De la Mora has another, albeit hairless, body of work based on individuals. The artist met with and interviewed sightless people at a center for the blind in Mexico City. Armando Ignacio Silva Vicencio (2008) is a "portrait" created for the same individual who was the subject of the fingerprint piece. Vincencio is a 24-year-old man who was blinded by drinking bootleg alcohol containing methanol.
De la Mora sought to create a tactile, abstract "portrait" of Vicencio. Working in the dark, de la Mora scrunched and creased black plastic trash bags, backing them with tape to flatten them and hold the wrinkles in place. In the light, he then stretched the sheet of garbage bags over a plywood panel, revealing the textures taped into the plastic. But before attaching the sheet, Mora adhered an envelope to the backside. Hidden underneath the finished portrait, the envelope contains photographs of Vicencio, a lock of his hair and the artist's handwritten notes about his subject. De la Mora showed the portrait to Vicencio, who added his fingerprints to it as he explored the textured surface of the work.

• [DATA RECORDS]:

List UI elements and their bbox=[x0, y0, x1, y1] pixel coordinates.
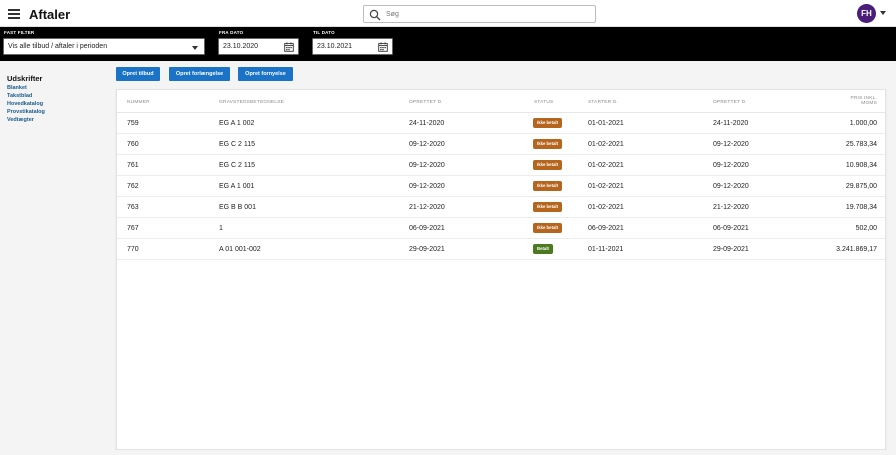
---
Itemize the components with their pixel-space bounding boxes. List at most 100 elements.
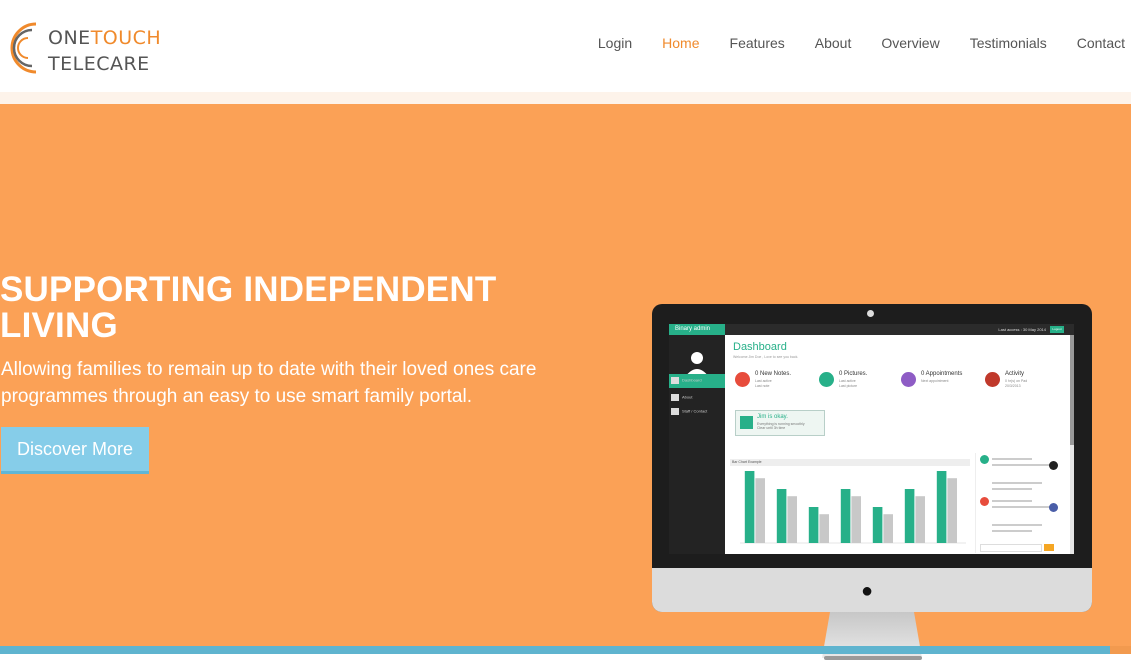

• [TASK INSTRUCTIONS]:
In the excerpt about de la Mora's work, condense the paragraph beginning "De la Mora sought to create" into a short list that keeps its main facts.

• [RESULT OF THIS TASK]:
- Aim: a tactile, abstract "portrait" of Vicencio.
- In the dark, de la Mora scrunched and creased black plastic trash bags, then backed them with tape to flatten them and hold the wrinkles in place.
- Before mounting the sheet, he attached an envelope to its back. The envelope holds photographs of Vicencio, a lock of his hair and the artist's handwritten notes about him.
- In the light, he stretched the sheet over a plywood panel, revealing the taped-in textures.
- Vicencio was shown the finished portrait and left his fingerprints on it while exploring its surface.